# PROMPT
Pick out each line below that contains the word "weekly", and copy every such line in full.

# Element boundary records
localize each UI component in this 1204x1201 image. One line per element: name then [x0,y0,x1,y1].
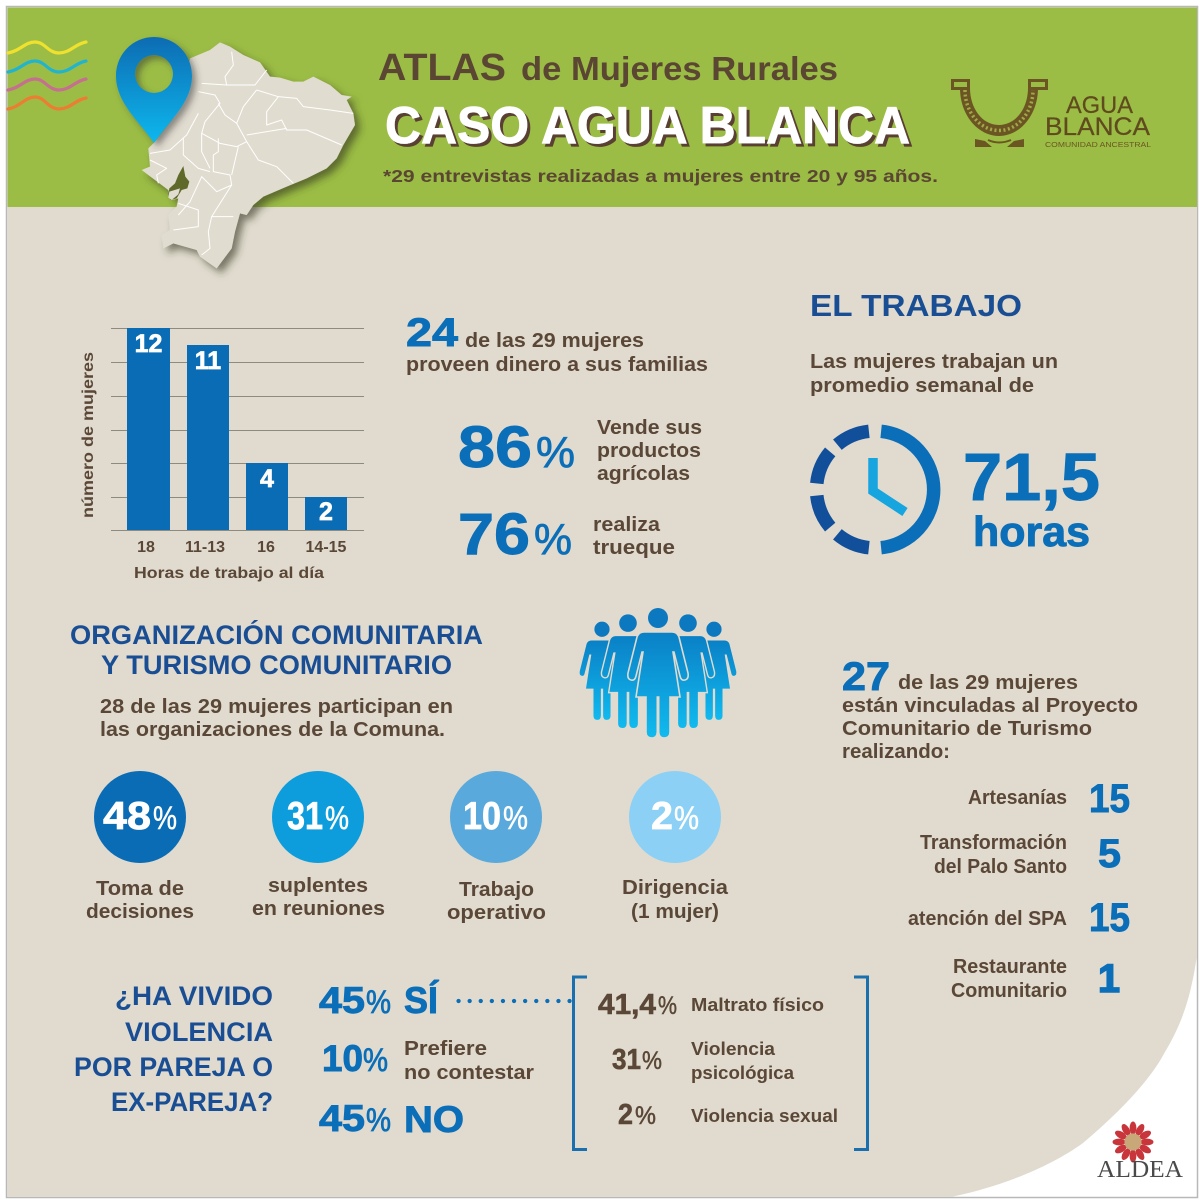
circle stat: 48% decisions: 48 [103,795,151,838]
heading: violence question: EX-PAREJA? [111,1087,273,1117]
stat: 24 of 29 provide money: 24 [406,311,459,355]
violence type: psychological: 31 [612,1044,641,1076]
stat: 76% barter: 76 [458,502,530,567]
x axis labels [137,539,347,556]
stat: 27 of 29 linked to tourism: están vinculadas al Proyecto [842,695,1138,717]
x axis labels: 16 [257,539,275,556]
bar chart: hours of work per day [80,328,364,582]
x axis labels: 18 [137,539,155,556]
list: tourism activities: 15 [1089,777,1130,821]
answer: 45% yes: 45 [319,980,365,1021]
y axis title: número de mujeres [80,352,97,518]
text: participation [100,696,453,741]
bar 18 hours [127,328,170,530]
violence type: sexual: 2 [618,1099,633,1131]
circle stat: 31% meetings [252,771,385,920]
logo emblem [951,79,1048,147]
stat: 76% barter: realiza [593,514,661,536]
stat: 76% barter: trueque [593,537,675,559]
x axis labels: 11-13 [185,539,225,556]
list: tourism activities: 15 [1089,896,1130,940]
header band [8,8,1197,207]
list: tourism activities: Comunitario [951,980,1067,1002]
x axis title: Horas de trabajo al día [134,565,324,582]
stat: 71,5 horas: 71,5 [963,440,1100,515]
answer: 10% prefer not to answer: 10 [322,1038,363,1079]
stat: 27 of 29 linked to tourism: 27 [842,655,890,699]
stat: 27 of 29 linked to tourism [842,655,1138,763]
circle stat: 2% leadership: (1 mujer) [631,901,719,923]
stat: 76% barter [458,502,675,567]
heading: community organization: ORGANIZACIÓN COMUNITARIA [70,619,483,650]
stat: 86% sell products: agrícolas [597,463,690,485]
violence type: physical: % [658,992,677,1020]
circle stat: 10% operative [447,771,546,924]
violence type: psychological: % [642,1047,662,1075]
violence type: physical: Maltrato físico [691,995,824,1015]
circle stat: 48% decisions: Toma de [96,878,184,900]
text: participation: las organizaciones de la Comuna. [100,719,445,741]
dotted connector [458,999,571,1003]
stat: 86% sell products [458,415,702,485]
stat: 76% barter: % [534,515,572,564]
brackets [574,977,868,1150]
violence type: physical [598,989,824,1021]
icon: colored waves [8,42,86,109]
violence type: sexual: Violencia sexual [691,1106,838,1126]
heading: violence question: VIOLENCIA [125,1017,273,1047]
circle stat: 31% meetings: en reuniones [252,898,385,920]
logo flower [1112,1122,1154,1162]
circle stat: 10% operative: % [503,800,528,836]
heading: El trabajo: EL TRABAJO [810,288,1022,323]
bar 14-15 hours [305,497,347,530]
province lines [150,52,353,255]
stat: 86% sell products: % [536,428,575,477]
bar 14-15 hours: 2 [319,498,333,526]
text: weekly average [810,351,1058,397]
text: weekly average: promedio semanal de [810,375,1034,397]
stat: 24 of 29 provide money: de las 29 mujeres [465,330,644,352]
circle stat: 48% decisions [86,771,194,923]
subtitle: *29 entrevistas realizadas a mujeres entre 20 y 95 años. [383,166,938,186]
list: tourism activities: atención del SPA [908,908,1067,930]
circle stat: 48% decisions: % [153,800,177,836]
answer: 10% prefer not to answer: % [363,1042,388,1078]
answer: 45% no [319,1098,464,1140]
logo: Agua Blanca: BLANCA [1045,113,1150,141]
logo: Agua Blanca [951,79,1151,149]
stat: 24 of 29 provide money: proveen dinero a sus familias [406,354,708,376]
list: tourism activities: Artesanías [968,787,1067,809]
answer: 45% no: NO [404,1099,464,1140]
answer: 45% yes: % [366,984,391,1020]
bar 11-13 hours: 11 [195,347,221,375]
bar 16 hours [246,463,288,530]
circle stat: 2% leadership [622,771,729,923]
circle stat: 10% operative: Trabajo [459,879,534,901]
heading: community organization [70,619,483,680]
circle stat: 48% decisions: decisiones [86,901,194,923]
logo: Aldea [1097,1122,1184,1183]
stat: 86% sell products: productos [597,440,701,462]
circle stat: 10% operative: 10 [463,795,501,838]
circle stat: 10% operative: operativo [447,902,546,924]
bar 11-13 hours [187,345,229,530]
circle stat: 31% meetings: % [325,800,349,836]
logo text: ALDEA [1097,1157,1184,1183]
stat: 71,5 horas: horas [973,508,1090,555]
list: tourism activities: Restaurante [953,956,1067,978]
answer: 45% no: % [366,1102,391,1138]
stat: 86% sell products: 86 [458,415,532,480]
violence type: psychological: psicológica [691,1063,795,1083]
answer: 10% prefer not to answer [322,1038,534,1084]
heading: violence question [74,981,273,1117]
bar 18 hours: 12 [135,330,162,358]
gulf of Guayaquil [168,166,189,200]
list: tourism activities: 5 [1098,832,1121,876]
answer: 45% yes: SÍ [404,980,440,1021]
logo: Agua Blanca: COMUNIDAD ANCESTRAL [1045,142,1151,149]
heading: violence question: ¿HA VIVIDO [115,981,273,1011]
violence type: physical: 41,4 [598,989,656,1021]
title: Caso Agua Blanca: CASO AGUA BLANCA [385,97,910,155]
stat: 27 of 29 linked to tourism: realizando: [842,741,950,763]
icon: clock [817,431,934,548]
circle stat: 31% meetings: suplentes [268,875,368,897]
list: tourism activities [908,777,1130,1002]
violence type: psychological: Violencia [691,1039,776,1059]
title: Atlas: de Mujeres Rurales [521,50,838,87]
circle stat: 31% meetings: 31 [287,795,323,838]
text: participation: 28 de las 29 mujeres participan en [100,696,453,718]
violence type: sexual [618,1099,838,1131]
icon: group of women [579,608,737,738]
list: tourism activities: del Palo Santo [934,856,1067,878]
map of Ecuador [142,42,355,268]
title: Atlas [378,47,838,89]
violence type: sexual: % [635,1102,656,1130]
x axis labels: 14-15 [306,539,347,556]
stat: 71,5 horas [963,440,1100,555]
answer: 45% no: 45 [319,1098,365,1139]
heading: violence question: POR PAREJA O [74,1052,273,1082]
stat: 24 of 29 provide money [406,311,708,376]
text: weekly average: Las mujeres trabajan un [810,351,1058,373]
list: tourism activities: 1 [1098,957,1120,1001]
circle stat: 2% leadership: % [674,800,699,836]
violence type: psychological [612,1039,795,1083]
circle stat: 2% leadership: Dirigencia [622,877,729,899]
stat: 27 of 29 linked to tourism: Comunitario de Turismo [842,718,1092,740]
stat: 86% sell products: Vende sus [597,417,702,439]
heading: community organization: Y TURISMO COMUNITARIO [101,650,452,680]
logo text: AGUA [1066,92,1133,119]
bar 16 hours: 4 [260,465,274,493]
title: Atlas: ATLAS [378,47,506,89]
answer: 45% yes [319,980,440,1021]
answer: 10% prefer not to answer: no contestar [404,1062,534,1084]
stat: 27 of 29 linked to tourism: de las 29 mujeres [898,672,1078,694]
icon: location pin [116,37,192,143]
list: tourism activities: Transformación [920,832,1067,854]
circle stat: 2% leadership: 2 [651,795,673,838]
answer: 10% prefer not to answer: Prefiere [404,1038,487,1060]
* * *
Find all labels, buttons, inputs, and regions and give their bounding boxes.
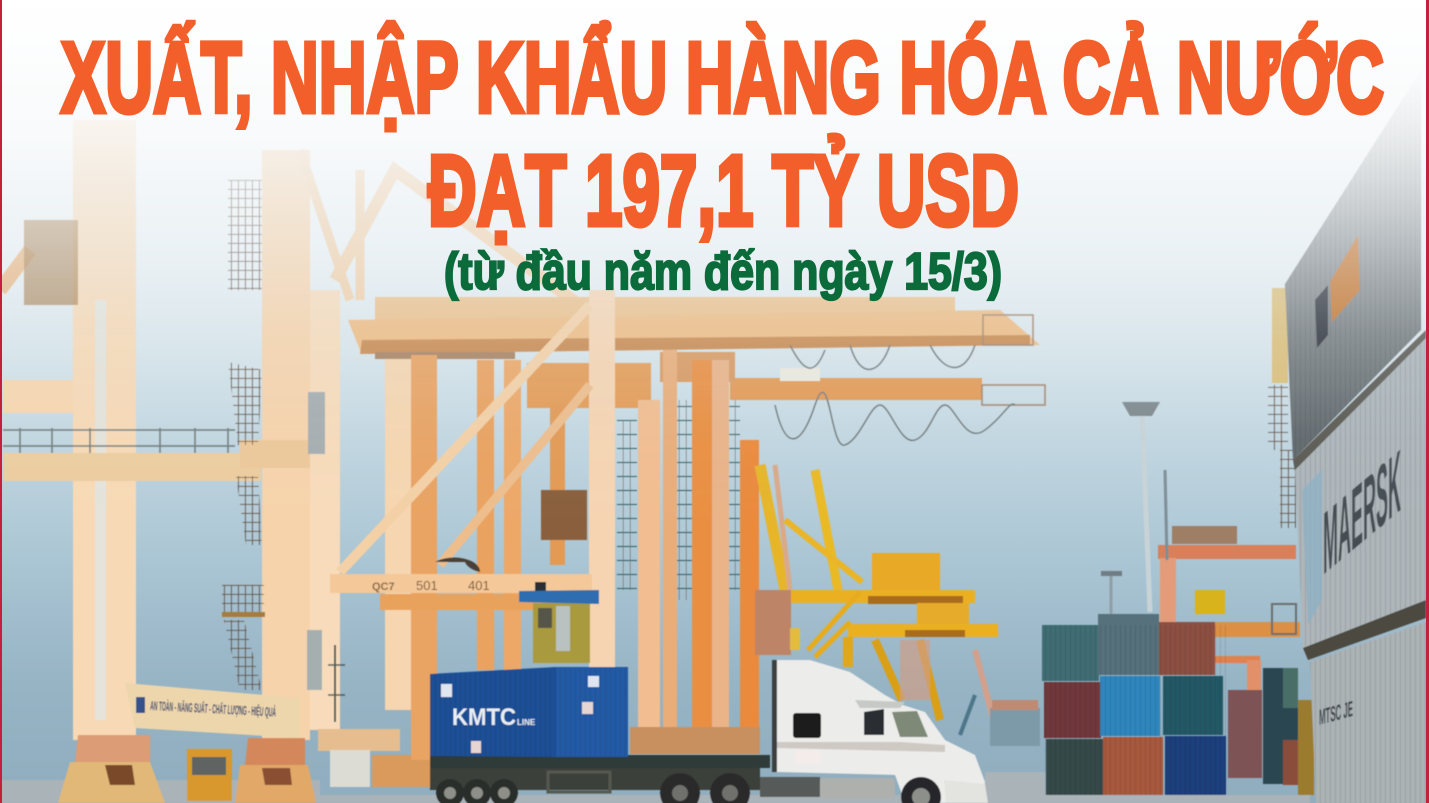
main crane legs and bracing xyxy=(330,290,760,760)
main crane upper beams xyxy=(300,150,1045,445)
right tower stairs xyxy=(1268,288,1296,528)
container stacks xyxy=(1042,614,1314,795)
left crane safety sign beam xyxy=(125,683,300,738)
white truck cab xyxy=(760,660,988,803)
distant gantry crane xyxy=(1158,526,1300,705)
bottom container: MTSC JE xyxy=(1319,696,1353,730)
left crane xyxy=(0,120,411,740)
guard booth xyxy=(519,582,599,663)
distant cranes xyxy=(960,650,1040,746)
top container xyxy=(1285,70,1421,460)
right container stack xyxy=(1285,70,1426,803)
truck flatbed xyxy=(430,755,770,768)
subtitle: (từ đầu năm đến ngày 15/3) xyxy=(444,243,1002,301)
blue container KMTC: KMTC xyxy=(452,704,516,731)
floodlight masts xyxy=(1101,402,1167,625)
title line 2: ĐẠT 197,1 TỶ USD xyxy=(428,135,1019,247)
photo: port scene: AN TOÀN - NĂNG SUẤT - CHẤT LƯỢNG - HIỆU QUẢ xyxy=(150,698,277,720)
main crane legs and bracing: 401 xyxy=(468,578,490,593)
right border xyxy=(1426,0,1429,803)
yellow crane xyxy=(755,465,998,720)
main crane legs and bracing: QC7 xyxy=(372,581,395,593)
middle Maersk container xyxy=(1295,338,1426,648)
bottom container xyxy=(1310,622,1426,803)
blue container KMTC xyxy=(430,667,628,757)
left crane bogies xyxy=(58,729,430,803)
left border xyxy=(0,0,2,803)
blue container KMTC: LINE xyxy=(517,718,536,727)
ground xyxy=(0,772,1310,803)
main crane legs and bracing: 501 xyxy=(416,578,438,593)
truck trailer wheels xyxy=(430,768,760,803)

# EXERCISE RESPONSE
text: weekly average [810,351,1058,397]
text: weekly average: promedio semanal de [810,375,1034,397]
text: weekly average: Las mujeres trabajan un [810,351,1058,373]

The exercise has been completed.